Task directions:
Retype each line of the material exactly, please, skipping any picture in it.

Stored data:
══════

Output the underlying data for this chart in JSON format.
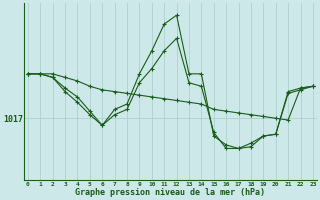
{
  "background_color": "#cce8e8",
  "line_color": "#1a5c1a",
  "grid_color": "#aacccc",
  "xlabel": "Graphe pression niveau de la mer (hPa)",
  "x_ticks": [
    0,
    1,
    2,
    3,
    4,
    5,
    6,
    7,
    8,
    9,
    10,
    11,
    12,
    13,
    14,
    15,
    16,
    17,
    18,
    19,
    20,
    21,
    22,
    23
  ],
  "series": [
    [
      1019.5,
      1019.5,
      1019.3,
      1018.7,
      1018.2,
      1017.4,
      1016.6,
      1017.5,
      1017.8,
      1019.5,
      1020.8,
      1022.3,
      1022.8,
      1019.5,
      1019.5,
      1016.0,
      1015.5,
      1015.3,
      1015.4,
      1016.0,
      1016.1,
      1018.5,
      1018.7,
      1018.8
    ],
    [
      1019.5,
      1019.5,
      1019.5,
      1019.3,
      1019.1,
      1018.8,
      1018.6,
      1018.5,
      1018.4,
      1018.3,
      1018.2,
      1018.1,
      1018.0,
      1017.9,
      1017.8,
      1017.5,
      1017.4,
      1017.3,
      1017.2,
      1017.1,
      1017.0,
      1016.9,
      1018.7,
      1018.8
    ],
    [
      1019.5,
      1019.5,
      1019.3,
      1018.5,
      1017.9,
      1017.2,
      1016.6,
      1017.2,
      1017.5,
      1019.0,
      1019.8,
      1020.8,
      1021.5,
      1019.0,
      1018.8,
      1016.2,
      1015.3,
      1015.3,
      1015.6,
      1016.0,
      1016.1,
      1018.4,
      1018.6,
      1018.8
    ]
  ],
  "ylim": [
    1013.5,
    1023.5
  ],
  "ytick_val": 1017,
  "figsize": [
    3.2,
    2.0
  ],
  "dpi": 100
}
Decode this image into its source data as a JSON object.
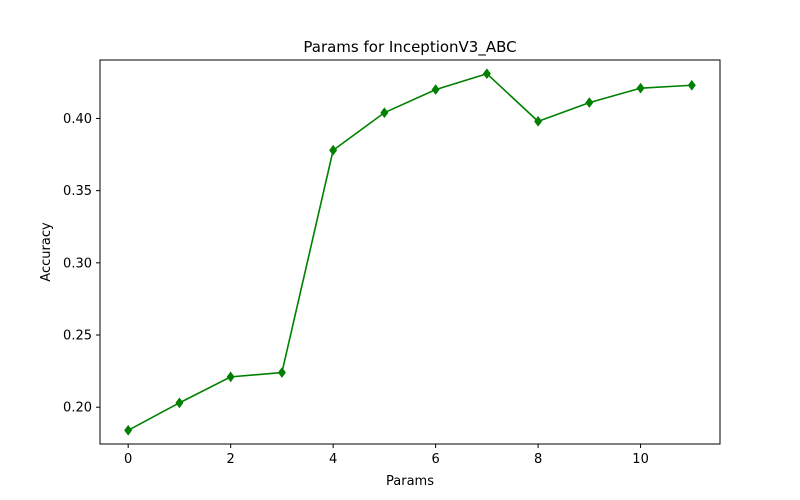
{
  "chart_data": {
    "type": "line",
    "title": "Params for InceptionV3_ABC",
    "xlabel": "Params",
    "ylabel": "Accuracy",
    "xlim": [
      -0.55,
      11.55
    ],
    "ylim": [
      0.1745,
      0.4405
    ],
    "xticks": [
      0,
      2,
      4,
      6,
      8,
      10
    ],
    "xtick_labels": [
      "0",
      "2",
      "4",
      "6",
      "8",
      "10"
    ],
    "yticks": [
      0.2,
      0.25,
      0.3,
      0.35,
      0.4
    ],
    "ytick_labels": [
      "0.20",
      "0.25",
      "0.30",
      "0.35",
      "0.40"
    ],
    "grid": false,
    "series": [
      {
        "color": "#008000",
        "marker": "diamond",
        "x": [
          0,
          1,
          2,
          3,
          4,
          5,
          6,
          7,
          8,
          9,
          10,
          11
        ],
        "y": [
          0.184,
          0.203,
          0.221,
          0.224,
          0.378,
          0.404,
          0.42,
          0.431,
          0.398,
          0.411,
          0.421,
          0.423
        ]
      }
    ]
  }
}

══════

Exercise response:
Output the underlying data for this chart in JSON format.
{
  "background_color": "#cce8e8",
  "line_color": "#1a5c1a",
  "grid_color": "#aacccc",
  "xlabel": "Graphe pression niveau de la mer (hPa)",
  "x_ticks": [
    0,
    1,
    2,
    3,
    4,
    5,
    6,
    7,
    8,
    9,
    10,
    11,
    12,
    13,
    14,
    15,
    16,
    17,
    18,
    19,
    20,
    21,
    22,
    23
  ],
  "series": [
    [
      1019.5,
      1019.5,
      1019.3,
      1018.7,
      1018.2,
      1017.4,
      1016.6,
      1017.5,
      1017.8,
      1019.5,
      1020.8,
      1022.3,
      1022.8,
      1019.5,
      1019.5,
      1016.0,
      1015.5,
      1015.3,
      1015.4,
      1016.0,
      1016.1,
      1018.5,
      1018.7,
      1018.8
    ],
    [
      1019.5,
      1019.5,
      1019.5,
      1019.3,
      1019.1,
      1018.8,
      1018.6,
      1018.5,
      1018.4,
      1018.3,
      1018.2,
      1018.1,
      1018.0,
      1017.9,
      1017.8,
      1017.5,
      1017.4,
      1017.3,
      1017.2,
      1017.1,
      1017.0,
      1016.9,
      1018.7,
      1018.8
    ],
    [
      1019.5,
      1019.5,
      1019.3,
      1018.5,
      1017.9,
      1017.2,
      1016.6,
      1017.2,
      1017.5,
      1019.0,
      1019.8,
      1020.8,
      1021.5,
      1019.0,
      1018.8,
      1016.2,
      1015.3,
      1015.3,
      1015.6,
      1016.0,
      1016.1,
      1018.4,
      1018.6,
      1018.8
    ]
  ],
  "ylim": [
    1013.5,
    1023.5
  ],
  "ytick_val": 1017,
  "figsize": [
    3.2,
    2.0
  ],
  "dpi": 100
}
Decode this image into its source data as a JSON object.
{
  "chart_data": {
    "type": "line",
    "title": "Params for InceptionV3_ABC",
    "xlabel": "Params",
    "ylabel": "Accuracy",
    "xlim": [
      -0.55,
      11.55
    ],
    "ylim": [
      0.1745,
      0.4405
    ],
    "xticks": [
      0,
      2,
      4,
      6,
      8,
      10
    ],
    "xtick_labels": [
      "0",
      "2",
      "4",
      "6",
      "8",
      "10"
    ],
    "yticks": [
      0.2,
      0.25,
      0.3,
      0.35,
      0.4
    ],
    "ytick_labels": [
      "0.20",
      "0.25",
      "0.30",
      "0.35",
      "0.40"
    ],
    "grid": false,
    "series": [
      {
        "color": "#008000",
        "marker": "diamond",
        "x": [
          0,
          1,
          2,
          3,
          4,
          5,
          6,
          7,
          8,
          9,
          10,
          11
        ],
        "y": [
          0.184,
          0.203,
          0.221,
          0.224,
          0.378,
          0.404,
          0.42,
          0.431,
          0.398,
          0.411,
          0.421,
          0.423
        ]
      }
    ]
  }
}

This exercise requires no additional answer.